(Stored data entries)
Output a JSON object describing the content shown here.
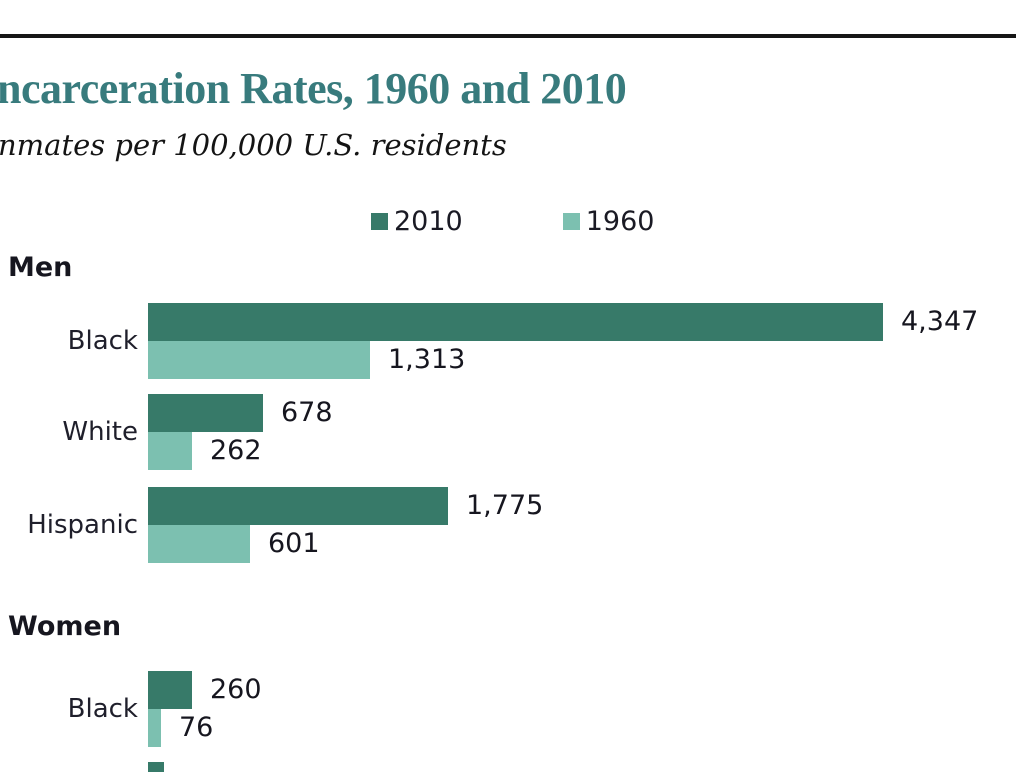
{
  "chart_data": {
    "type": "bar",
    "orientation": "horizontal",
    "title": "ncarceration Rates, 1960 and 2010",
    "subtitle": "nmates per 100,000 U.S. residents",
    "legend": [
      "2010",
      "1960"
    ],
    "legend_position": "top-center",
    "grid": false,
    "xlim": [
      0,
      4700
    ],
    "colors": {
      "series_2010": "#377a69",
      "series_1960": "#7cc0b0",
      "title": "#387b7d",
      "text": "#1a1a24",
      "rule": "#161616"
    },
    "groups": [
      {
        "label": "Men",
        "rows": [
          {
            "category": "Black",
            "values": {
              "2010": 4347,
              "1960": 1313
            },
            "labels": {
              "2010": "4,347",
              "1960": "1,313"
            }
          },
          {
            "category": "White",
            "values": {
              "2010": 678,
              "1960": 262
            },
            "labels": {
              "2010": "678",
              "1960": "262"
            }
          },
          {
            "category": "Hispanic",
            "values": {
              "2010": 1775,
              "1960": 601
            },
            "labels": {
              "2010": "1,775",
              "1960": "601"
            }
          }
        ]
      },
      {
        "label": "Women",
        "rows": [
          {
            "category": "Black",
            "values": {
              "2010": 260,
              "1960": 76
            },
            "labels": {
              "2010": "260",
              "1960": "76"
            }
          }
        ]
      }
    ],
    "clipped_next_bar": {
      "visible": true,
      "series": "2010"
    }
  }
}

==

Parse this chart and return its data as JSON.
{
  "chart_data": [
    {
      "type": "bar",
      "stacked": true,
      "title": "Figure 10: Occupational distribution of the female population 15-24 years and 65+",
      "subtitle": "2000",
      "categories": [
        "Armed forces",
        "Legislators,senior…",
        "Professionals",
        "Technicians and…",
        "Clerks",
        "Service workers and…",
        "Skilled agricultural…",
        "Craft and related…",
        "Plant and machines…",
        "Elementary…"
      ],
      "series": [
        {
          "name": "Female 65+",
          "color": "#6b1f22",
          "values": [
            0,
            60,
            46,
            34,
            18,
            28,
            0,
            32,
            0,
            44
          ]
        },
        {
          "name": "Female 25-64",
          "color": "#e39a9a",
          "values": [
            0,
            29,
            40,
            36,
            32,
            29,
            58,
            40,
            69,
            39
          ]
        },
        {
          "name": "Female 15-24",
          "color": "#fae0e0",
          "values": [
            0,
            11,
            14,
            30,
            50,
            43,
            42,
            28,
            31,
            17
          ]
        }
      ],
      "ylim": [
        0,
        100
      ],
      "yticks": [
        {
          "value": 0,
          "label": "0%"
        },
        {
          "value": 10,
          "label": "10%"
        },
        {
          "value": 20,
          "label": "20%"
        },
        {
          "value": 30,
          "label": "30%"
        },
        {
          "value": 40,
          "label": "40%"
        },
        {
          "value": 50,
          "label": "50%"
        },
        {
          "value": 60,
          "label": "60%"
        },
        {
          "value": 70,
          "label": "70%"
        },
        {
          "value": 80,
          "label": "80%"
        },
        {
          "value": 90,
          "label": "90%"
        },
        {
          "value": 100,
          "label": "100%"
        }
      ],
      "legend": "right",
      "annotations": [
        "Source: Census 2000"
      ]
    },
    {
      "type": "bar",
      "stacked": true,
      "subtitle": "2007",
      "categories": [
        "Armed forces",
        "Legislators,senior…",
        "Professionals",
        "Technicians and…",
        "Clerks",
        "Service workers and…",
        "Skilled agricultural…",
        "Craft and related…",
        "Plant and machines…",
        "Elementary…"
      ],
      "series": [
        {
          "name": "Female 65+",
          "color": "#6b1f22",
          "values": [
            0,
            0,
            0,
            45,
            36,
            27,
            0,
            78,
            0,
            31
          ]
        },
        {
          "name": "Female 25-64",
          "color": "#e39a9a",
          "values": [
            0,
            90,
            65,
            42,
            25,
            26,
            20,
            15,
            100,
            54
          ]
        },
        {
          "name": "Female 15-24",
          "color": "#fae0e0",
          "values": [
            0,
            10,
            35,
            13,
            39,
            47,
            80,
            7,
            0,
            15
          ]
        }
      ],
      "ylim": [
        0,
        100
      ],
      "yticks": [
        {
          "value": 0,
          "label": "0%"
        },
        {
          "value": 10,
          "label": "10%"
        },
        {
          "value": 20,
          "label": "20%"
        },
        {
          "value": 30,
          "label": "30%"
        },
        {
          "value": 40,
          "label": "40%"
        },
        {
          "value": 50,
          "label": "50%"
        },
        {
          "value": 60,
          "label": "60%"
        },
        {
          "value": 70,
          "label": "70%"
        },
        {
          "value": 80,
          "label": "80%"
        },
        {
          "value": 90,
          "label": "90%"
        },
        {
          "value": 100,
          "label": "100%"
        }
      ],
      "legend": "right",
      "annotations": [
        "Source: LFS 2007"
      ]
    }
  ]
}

* _Exercise requirements_
From the data, collect all lines where the string "category" appears.

* _Answer in full_
            "category": "Black",
            "category": "White",
            "category": "Hispanic",
            "category": "Black",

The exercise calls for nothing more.